* **OBJECTIVE**:
Transcribe the data that follows precisely, omitting nothing.
◆ ◆ ◆ ◆ ◆ ◆ ◆
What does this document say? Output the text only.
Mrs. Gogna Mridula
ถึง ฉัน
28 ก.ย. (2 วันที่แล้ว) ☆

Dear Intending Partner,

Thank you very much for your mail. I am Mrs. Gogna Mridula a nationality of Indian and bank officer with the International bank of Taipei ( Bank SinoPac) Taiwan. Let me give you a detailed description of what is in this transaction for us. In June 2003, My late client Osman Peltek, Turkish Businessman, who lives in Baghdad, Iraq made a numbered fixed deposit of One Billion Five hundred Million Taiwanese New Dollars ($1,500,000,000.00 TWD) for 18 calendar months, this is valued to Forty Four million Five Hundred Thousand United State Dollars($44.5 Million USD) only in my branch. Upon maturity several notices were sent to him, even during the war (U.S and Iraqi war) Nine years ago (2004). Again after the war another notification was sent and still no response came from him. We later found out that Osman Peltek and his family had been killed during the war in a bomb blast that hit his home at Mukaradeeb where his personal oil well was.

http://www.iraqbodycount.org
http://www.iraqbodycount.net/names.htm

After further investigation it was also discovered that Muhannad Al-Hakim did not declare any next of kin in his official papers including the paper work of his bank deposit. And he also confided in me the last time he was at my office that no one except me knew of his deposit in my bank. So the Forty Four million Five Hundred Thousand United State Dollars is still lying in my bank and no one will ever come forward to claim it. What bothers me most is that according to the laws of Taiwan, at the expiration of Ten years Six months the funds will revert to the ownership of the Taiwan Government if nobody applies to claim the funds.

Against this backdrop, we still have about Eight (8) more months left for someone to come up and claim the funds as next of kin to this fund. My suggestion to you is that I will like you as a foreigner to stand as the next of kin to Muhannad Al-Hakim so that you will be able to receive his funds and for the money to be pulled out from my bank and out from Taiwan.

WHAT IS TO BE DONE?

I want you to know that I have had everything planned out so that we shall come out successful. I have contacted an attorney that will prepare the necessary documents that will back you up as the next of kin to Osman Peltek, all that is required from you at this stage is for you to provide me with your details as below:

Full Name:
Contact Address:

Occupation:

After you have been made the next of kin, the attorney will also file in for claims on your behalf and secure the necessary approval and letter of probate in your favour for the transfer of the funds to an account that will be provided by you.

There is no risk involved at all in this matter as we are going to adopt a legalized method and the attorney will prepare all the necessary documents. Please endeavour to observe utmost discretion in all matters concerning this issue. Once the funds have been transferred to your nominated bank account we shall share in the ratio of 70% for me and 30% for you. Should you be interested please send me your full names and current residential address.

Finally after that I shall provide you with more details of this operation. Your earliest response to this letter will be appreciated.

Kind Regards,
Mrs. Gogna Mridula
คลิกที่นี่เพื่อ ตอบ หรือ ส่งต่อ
◆ ◆ ◆ ◆ ◆ ◆ ◆
* **EXPECTED OUTPUT**:
What does this document say? Output the text only.
Mrs. Gogna Mridula
ถึง ฉัน
28 ก.ย. (2 วันที่แล้ว) ☆

Dear Intending Partner,

Thank you very much for your mail. I am Mrs. Gogna Mridula a nationality of Indian and bank officer with the International bank of Taipei ( Bank SinoPac) Taiwan. Let me give you a detailed description of what is in this transaction for us. In June 2003, My late client Osman Peltek, Turkish Businessman, who lives in Baghdad, Iraq made a numbered fixed deposit of One Billion Five hundred Million Taiwanese New Dollars ($1,500,000,000.00 TWD) for 18 calendar months, this is valued to Forty Four million Five Hundred Thousand United State Dollars($44.5 Million USD) only in my branch. Upon maturity several notices were sent to him, even during the war (U.S and Iraqi war) Nine years ago (2004). Again after the war another notification was sent and still no response came from him. We later found out that Osman Peltek and his family had been killed during the war in a bomb blast that hit his home at Mukaradeeb where his personal oil well was.

http://www.iraqbodycount.org
http://www.iraqbodycount.net/names.htm

After further investigation it was also discovered that Muhannad Al-Hakim did not declare any next of kin in his official papers including the paper work of his bank deposit. And he also confided in me the last time he was at my office that no one except me knew of his deposit in my bank. So the Forty Four million Five Hundred Thousand United State Dollars is still lying in my bank and no one will ever come forward to claim it. What bothers me most is that according to the laws of Taiwan, at the expiration of Ten years Six months the funds will revert to the ownership of the Taiwan Government if nobody applies to claim the funds.

Against this backdrop, we still have about Eight (8) more months left for someone to come up and claim the funds as next of kin to this fund. My suggestion to you is that I will like you as a foreigner to stand as the next of kin to Muhannad Al-Hakim so that you will be able to receive his funds and for the money to be pulled out from my bank and out from Taiwan.

WHAT IS TO BE DONE?

I want you to know that I have had everything planned out so that we shall come out successful. I have contacted an attorney that will prepare the necessary documents that will back you up as the next of kin to Osman Peltek, all that is required from you at this stage is for you to provide me with your details as below:

Full Name:
Contact Address:

Occupation:

After you have been made the next of kin, the attorney will also file in for claims on your behalf and secure the necessary approval and letter of probate in your favour for the transfer of the funds to an account that will be provided by you.

There is no risk involved at all in this matter as we are going to adopt a legalized method and the attorney will prepare all the necessary documents. Please endeavour to observe utmost discretion in all matters concerning this issue. Once the funds have been transferred to your nominated bank account we shall share in the ratio of 70% for me and 30% for you. Should you be interested please send me your full names and current residential address.

Finally after that I shall provide you with more details of this operation. Your earliest response to this letter will be appreciated.

Kind Regards,
Mrs. Gogna Mridula
คลิกที่นี่เพื่อ ตอบ หรือ ส่งต่อ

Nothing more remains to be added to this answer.